■ WHAT NEEDS TO BE DONE
Count the lines in the items below that contain the string "button", treating uppercase and lowercase as different. Reply with the number alone.

— Start —

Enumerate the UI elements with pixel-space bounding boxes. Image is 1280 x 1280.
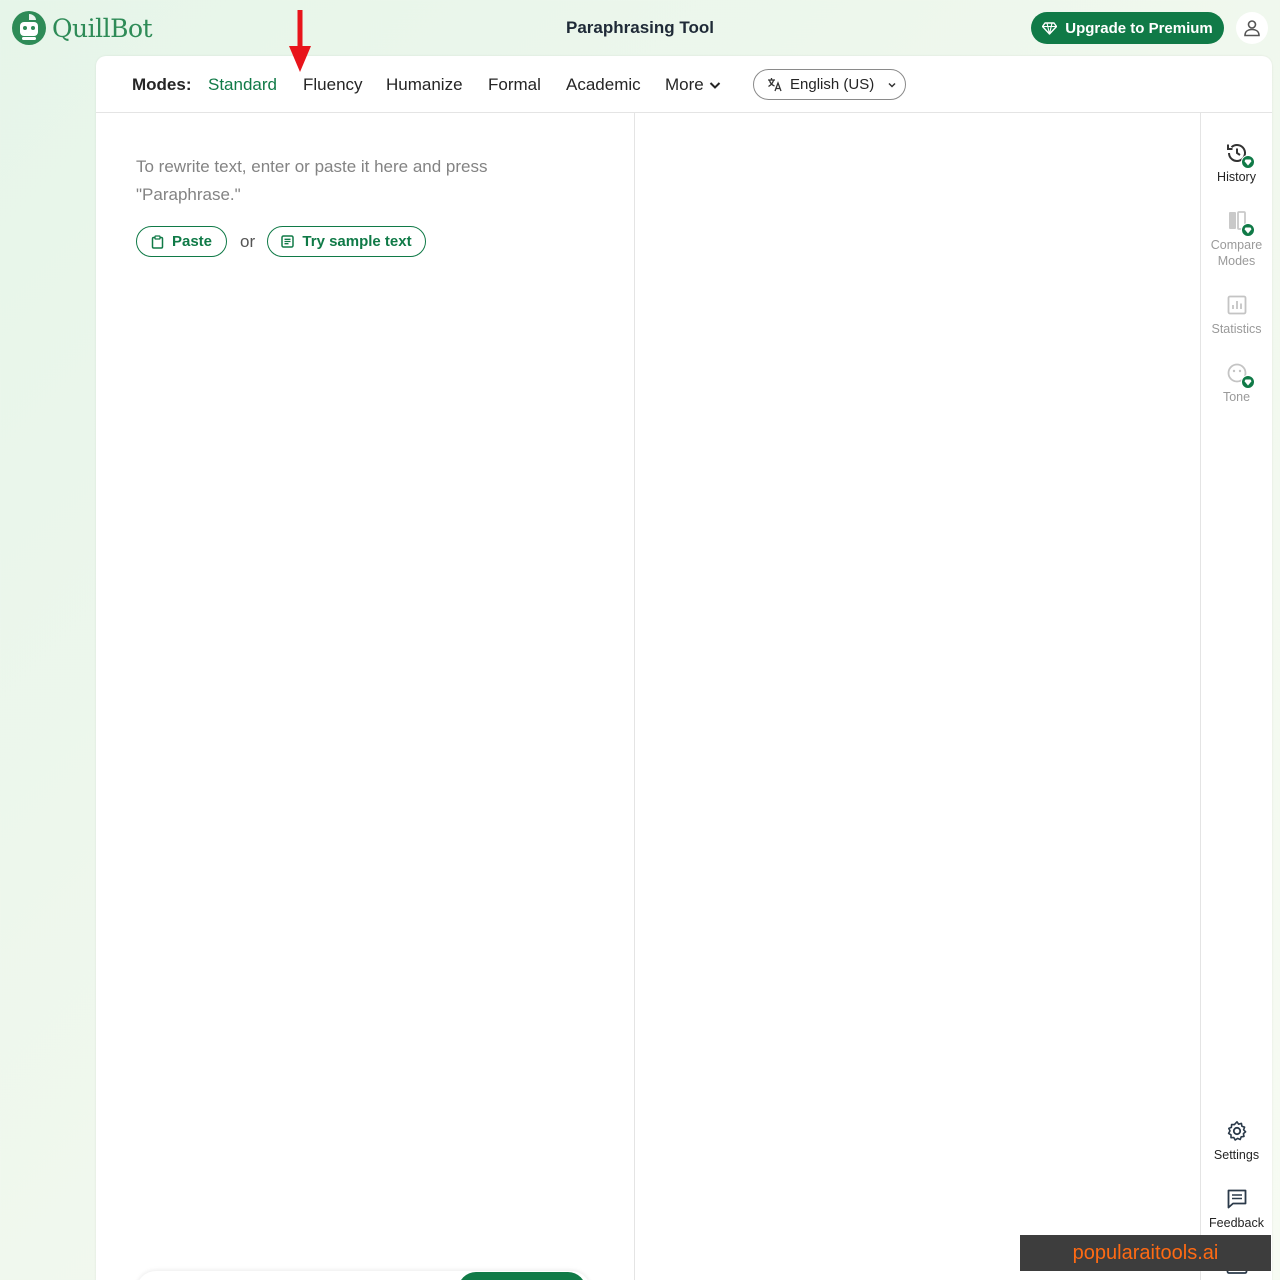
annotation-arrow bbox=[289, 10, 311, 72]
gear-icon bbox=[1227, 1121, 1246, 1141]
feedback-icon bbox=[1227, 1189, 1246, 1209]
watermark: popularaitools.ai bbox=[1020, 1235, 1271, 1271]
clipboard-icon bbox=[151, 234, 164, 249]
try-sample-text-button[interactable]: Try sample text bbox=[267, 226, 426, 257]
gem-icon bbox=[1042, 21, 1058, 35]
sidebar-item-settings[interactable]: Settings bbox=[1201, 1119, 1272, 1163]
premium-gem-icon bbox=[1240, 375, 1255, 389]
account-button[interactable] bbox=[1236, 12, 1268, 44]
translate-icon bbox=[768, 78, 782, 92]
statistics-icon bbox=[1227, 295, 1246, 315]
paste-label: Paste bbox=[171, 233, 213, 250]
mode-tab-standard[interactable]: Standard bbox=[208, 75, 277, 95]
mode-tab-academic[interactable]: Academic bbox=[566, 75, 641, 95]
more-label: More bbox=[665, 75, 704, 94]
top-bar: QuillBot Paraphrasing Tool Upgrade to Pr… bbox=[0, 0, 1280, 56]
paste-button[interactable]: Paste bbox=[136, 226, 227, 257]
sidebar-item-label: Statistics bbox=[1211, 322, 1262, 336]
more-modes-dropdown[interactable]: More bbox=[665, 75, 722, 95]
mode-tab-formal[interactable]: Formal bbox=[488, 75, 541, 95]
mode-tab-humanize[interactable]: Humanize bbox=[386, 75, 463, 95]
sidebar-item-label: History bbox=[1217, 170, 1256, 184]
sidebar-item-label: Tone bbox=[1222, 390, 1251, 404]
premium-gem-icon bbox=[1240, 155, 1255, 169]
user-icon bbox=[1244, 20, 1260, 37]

— End —

■ CORRECT OUTPUT
3